** START Dataset entries **

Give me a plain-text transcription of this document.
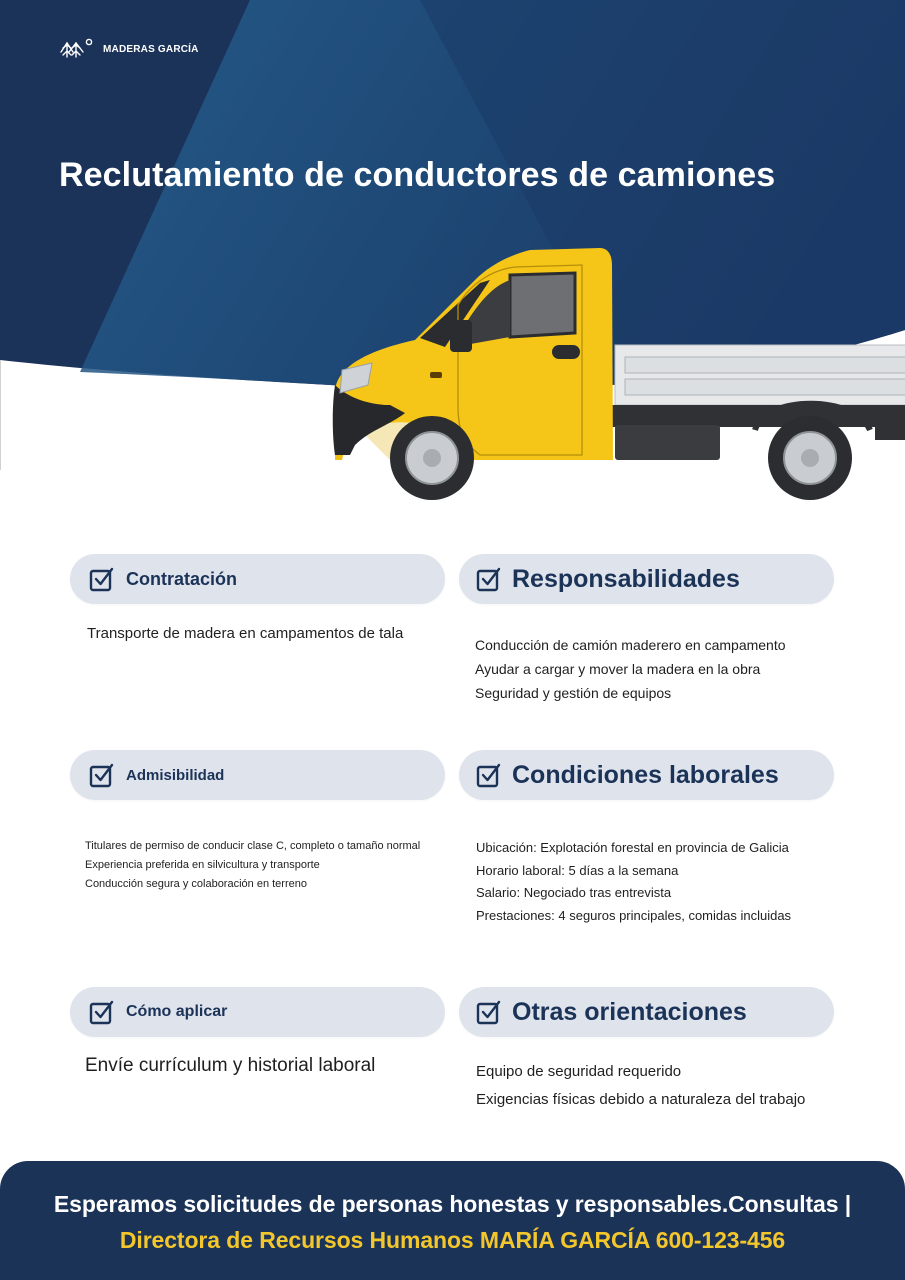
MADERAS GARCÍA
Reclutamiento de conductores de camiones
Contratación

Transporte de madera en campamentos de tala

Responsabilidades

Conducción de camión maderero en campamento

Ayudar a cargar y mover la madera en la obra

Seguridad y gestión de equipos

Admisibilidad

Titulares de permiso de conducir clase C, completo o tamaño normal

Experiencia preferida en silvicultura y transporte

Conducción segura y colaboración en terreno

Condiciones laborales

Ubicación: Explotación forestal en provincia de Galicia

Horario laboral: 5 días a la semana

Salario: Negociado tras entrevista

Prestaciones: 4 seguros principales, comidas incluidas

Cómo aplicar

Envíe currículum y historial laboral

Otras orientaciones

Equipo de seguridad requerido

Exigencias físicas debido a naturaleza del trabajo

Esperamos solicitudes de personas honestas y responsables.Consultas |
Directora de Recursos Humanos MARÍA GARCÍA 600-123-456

** END Dataset entries **

### Goal
Each entry must be retyped word for word, with every image omitted.

### Full output
Give me a plain-text transcription of this document.
MADERAS GARCÍA
Reclutamiento de conductores de camiones
Contratación

Transporte de madera en campamentos de tala

Responsabilidades

Conducción de camión maderero en campamento

Ayudar a cargar y mover la madera en la obra

Seguridad y gestión de equipos

Admisibilidad

Titulares de permiso de conducir clase C, completo o tamaño normal

Experiencia preferida en silvicultura y transporte

Conducción segura y colaboración en terreno

Condiciones laborales

Ubicación: Explotación forestal en provincia de Galicia

Horario laboral: 5 días a la semana

Salario: Negociado tras entrevista

Prestaciones: 4 seguros principales, comidas incluidas

Cómo aplicar

Envíe currículum y historial laboral

Otras orientaciones

Equipo de seguridad requerido

Exigencias físicas debido a naturaleza del trabajo

Esperamos solicitudes de personas honestas y responsables.Consultas |
Directora de Recursos Humanos MARÍA GARCÍA 600-123-456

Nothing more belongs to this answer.